:: Data supplied

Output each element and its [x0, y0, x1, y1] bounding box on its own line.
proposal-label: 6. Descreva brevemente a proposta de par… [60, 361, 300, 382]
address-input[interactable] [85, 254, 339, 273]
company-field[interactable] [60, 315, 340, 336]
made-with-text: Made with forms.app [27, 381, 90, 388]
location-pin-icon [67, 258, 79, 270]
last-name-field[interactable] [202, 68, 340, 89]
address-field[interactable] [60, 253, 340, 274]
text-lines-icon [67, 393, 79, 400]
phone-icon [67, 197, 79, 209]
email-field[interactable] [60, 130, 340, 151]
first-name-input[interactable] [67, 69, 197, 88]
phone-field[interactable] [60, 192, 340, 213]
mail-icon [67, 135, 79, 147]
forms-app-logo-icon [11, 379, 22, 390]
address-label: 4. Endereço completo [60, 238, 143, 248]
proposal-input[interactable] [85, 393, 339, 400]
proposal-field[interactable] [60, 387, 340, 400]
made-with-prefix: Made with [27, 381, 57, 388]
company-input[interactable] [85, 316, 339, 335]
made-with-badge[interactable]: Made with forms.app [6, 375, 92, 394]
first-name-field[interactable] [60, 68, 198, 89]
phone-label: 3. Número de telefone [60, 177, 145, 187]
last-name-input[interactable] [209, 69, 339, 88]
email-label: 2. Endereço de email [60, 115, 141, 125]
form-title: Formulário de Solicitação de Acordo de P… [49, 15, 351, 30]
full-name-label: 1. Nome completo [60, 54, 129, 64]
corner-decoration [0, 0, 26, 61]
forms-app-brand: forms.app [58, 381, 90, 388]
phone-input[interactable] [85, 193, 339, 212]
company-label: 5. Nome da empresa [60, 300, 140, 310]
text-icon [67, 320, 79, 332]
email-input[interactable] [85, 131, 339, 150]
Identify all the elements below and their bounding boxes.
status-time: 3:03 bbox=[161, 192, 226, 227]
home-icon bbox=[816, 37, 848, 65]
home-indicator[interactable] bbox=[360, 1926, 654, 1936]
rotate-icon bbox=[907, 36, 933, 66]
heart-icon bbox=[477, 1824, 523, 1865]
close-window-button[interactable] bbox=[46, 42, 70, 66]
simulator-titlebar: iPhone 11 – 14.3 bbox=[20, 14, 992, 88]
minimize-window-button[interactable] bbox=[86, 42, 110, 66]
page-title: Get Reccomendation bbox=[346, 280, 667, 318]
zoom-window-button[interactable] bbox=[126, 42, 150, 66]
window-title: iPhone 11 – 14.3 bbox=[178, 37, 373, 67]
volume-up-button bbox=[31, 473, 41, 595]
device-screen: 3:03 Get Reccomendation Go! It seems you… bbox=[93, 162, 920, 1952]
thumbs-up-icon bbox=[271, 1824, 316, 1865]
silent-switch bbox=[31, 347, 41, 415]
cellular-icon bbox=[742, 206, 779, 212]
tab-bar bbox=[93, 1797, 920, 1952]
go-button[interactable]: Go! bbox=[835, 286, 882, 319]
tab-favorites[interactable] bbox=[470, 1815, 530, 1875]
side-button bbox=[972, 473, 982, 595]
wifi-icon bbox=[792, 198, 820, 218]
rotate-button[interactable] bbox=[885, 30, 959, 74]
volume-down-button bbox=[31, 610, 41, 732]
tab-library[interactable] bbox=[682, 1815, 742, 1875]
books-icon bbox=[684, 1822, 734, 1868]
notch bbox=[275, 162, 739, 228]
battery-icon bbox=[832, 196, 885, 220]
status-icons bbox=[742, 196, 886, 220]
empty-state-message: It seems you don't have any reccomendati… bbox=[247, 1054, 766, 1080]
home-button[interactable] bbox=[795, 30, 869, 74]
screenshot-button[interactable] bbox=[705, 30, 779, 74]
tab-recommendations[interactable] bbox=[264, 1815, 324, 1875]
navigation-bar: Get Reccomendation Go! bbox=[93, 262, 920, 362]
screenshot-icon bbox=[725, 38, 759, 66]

::::

- Short exercise
Which rows above contain the string "made", with case counting? Report each of those rows in full.

- Task response
made-with-text: Made with forms.app [27, 381, 90, 388]
made-with-prefix: Made with [27, 381, 57, 388]
made-with-badge[interactable]: Made with forms.app [6, 375, 92, 394]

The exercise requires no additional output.